TASK GOAL: Filtering the records below, copy only those lines that include the word "Aqib".
(INPUT MATERIAL Opens)
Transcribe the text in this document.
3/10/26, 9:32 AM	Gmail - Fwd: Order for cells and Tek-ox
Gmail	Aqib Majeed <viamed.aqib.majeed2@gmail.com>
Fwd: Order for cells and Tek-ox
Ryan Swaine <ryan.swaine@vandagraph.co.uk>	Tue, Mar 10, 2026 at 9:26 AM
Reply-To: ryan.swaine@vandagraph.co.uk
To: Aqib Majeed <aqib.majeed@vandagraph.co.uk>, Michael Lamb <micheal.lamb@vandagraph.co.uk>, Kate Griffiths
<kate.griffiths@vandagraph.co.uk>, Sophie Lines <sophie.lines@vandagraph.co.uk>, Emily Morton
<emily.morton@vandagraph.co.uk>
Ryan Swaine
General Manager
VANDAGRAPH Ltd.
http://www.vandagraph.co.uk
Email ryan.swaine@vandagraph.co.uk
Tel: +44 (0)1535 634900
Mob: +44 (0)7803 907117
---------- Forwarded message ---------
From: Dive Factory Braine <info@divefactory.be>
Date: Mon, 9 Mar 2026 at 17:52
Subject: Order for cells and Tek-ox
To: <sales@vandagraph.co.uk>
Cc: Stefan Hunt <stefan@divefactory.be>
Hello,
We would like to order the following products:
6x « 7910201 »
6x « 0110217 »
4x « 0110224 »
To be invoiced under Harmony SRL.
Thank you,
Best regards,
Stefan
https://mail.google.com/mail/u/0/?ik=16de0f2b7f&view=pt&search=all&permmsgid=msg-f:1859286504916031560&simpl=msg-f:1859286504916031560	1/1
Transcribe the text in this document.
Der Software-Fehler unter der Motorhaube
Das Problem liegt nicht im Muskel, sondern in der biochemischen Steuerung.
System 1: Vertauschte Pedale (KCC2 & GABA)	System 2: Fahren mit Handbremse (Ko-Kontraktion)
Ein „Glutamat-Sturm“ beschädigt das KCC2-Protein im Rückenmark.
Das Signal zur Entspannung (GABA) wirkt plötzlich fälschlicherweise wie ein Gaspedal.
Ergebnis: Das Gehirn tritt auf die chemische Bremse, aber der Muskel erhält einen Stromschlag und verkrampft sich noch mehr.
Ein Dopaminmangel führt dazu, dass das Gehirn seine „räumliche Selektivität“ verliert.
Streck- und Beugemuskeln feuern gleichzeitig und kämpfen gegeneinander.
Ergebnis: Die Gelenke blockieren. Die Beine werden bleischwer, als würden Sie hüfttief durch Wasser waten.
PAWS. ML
(INPUT MATERIAL Closes)
OUTPUT OF THE TASK:
Gmail	Aqib Majeed <viamed.aqib.majeed2@gmail.com>
To: Aqib Majeed <aqib.majeed@vandagraph.co.uk>, Michael Lamb <micheal.lamb@vandagraph.co.uk>, Kate Griffiths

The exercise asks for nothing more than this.